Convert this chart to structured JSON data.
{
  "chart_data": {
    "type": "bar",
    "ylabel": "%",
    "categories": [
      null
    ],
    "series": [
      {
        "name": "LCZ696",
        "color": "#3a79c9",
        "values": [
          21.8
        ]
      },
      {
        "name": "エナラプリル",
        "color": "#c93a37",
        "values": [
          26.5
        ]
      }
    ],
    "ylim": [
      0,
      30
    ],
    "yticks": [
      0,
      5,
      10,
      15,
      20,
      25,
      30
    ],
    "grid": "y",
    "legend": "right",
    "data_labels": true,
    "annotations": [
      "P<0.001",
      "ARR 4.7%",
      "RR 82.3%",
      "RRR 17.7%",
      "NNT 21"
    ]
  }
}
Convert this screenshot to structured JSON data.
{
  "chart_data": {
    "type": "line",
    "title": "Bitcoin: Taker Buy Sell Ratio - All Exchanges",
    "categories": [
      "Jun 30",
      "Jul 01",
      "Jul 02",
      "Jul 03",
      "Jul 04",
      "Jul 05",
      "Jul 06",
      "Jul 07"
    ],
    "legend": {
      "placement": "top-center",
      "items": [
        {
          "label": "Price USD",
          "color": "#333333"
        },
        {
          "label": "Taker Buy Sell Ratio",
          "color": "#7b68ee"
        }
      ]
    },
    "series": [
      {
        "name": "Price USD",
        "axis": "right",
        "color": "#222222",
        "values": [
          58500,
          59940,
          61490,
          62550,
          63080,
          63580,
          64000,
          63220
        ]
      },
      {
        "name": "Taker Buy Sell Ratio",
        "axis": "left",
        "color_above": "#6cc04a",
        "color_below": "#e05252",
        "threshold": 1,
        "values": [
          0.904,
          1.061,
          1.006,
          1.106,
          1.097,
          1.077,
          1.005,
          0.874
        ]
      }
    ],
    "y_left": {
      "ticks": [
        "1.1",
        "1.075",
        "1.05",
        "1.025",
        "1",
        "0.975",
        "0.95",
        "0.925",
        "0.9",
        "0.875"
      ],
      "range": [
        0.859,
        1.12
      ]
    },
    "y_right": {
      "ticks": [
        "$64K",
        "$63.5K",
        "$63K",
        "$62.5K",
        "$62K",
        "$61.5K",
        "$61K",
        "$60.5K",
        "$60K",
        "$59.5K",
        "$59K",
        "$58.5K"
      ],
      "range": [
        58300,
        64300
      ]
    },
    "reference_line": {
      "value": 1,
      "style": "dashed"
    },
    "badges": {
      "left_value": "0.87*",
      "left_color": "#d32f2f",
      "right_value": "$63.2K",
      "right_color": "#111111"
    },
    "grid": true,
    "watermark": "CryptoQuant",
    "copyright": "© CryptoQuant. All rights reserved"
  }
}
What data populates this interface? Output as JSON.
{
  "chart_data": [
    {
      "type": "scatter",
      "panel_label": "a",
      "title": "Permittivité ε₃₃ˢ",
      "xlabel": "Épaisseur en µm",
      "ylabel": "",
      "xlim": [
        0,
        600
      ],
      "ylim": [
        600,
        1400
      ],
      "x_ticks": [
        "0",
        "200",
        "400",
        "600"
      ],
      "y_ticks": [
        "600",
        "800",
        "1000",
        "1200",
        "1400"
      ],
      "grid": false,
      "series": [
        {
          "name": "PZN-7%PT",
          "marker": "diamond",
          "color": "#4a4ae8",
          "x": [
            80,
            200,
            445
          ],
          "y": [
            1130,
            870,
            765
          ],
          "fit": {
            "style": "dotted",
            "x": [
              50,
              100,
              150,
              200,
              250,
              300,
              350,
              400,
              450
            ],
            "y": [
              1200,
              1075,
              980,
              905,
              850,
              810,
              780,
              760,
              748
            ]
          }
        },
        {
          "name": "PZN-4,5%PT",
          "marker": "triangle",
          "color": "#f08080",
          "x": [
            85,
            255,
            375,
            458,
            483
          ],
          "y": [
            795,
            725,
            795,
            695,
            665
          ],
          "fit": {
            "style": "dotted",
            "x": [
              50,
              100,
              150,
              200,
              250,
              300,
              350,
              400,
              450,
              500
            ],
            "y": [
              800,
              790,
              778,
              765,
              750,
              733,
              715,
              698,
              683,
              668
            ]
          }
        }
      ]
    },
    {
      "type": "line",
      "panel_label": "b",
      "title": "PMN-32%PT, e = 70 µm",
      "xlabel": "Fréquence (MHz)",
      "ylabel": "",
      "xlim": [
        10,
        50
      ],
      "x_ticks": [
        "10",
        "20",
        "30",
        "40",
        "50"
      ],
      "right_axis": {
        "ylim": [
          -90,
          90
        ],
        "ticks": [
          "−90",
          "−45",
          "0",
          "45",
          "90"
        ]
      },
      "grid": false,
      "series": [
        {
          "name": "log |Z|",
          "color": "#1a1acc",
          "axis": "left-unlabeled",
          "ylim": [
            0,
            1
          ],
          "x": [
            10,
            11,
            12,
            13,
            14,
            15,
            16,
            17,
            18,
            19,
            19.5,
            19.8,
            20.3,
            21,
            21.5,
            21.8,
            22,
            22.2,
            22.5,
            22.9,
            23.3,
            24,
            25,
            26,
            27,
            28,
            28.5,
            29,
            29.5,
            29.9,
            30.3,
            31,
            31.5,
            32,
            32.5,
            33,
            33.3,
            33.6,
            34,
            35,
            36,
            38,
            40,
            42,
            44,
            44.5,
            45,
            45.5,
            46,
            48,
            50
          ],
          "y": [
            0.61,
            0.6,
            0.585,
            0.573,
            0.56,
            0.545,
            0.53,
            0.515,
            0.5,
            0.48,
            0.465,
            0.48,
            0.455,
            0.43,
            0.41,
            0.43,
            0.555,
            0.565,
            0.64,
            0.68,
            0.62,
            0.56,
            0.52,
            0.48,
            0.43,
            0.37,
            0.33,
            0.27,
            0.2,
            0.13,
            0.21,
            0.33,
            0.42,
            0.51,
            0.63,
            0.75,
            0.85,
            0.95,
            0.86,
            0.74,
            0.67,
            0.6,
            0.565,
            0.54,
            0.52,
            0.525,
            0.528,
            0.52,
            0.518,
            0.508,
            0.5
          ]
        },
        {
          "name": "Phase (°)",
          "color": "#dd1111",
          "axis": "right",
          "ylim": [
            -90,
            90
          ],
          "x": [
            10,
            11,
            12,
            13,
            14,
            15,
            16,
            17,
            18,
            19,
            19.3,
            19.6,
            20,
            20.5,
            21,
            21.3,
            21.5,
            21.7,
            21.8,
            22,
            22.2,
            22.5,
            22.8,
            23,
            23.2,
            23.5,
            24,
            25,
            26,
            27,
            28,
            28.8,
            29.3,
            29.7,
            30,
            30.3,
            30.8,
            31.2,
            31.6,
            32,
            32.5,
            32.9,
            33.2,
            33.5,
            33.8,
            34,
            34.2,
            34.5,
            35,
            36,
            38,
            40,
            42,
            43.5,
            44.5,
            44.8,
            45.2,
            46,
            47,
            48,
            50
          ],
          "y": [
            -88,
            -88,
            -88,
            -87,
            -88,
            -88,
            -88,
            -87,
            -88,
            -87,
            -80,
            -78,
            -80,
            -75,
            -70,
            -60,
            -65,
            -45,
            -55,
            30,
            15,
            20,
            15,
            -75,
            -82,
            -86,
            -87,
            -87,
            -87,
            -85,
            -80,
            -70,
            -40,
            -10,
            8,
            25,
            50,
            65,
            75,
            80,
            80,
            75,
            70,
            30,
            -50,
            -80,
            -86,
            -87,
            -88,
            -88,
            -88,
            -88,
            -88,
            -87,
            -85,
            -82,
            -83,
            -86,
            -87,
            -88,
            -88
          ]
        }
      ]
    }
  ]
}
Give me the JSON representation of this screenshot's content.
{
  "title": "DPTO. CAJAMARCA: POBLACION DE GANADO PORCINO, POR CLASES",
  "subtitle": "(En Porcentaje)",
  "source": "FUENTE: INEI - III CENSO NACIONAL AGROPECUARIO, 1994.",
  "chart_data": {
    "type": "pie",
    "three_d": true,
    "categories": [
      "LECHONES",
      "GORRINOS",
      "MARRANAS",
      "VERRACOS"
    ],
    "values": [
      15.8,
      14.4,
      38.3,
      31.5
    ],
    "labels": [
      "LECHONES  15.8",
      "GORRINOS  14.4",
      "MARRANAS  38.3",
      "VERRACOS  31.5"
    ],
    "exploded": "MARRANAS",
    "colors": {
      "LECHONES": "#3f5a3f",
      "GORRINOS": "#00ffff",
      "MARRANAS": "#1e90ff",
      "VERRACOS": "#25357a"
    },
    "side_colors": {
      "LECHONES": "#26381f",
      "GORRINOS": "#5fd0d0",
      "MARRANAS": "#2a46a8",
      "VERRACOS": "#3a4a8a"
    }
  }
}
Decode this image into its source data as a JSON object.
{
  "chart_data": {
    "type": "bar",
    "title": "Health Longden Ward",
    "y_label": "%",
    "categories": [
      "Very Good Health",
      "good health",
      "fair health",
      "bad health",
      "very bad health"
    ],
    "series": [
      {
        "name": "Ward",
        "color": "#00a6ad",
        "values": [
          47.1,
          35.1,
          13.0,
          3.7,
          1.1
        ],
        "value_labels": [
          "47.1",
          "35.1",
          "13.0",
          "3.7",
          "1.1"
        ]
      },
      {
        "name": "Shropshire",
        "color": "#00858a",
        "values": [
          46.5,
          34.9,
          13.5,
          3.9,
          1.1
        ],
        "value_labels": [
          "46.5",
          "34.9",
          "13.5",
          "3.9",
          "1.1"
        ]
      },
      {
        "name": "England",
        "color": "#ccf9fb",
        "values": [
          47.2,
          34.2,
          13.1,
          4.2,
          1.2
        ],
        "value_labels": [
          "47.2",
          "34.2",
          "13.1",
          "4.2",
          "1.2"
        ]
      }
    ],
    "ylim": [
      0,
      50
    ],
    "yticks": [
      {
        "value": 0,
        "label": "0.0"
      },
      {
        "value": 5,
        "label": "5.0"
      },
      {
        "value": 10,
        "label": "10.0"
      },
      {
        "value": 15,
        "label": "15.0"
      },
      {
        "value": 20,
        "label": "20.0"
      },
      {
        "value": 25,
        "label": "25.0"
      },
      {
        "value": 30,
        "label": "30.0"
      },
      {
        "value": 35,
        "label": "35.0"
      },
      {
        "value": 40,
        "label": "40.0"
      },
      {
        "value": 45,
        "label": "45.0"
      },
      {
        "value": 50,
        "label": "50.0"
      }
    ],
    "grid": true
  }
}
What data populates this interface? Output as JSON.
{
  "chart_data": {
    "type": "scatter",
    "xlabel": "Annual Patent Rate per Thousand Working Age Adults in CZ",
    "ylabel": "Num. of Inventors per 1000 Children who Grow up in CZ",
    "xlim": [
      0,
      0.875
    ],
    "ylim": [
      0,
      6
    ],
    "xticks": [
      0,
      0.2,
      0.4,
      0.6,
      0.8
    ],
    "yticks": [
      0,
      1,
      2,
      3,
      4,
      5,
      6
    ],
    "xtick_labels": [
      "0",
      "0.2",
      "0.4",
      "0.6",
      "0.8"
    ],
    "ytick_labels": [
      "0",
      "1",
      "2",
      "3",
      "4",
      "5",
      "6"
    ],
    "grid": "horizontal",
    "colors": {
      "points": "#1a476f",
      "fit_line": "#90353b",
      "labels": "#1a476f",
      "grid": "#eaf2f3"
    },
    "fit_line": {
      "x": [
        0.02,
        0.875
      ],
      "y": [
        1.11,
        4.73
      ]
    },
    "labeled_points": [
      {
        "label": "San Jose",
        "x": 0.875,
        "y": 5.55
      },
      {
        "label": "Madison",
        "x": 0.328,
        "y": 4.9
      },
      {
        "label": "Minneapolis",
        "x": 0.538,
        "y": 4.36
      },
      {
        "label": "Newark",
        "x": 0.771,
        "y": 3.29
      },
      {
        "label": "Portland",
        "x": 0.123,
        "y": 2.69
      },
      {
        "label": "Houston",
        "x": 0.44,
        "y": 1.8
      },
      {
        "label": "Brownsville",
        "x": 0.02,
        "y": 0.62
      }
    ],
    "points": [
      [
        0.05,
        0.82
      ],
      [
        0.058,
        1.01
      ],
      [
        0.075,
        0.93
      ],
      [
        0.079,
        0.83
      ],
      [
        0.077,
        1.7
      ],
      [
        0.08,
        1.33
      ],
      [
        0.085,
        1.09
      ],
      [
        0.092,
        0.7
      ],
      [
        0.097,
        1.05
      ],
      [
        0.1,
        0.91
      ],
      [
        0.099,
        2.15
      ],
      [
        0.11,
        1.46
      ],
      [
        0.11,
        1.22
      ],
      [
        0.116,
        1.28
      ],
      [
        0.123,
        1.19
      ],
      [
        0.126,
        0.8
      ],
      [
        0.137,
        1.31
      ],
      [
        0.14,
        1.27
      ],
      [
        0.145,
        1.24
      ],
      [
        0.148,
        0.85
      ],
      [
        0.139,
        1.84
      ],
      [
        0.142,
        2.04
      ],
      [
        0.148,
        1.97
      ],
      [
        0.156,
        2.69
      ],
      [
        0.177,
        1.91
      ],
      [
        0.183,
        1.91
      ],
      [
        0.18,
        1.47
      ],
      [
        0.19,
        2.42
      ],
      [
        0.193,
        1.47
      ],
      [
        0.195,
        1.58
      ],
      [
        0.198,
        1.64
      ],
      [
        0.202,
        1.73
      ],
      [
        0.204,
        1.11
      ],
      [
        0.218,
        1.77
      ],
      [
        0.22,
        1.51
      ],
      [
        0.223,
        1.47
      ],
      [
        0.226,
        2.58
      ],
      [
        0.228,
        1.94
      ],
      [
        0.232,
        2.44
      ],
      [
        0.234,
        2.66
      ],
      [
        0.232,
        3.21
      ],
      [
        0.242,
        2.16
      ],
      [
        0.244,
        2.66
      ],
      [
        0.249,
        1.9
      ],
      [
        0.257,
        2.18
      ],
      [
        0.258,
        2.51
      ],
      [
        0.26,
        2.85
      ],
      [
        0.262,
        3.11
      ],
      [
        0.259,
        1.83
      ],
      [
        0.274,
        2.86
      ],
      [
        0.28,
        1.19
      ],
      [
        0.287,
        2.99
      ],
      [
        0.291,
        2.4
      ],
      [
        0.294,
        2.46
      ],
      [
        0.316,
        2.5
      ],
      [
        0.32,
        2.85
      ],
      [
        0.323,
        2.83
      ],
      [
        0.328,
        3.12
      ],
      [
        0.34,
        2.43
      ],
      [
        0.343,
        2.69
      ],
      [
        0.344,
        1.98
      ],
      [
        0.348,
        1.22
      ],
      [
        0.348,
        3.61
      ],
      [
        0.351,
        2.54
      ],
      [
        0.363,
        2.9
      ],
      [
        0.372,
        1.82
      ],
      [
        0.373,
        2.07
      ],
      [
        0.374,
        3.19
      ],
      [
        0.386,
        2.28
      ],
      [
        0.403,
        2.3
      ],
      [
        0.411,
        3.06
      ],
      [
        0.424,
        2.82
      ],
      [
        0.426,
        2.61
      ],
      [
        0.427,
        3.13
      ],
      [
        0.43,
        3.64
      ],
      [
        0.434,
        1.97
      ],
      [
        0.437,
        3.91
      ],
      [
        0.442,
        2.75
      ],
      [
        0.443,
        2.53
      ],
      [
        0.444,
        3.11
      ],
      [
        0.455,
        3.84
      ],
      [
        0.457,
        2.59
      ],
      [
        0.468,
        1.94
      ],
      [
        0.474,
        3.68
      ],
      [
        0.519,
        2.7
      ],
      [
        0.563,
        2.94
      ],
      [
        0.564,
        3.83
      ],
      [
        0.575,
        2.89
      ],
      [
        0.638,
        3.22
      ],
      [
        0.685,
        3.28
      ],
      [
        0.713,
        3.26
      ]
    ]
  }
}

▶ **What is being asked**: Show all lines in the entries above where the word "LECHONES" appears.

▶ **The reply**:
      "LECHONES",
      "LECHONES  15.8",
      "LECHONES": "#3f5a3f",
      "LECHONES": "#26381f",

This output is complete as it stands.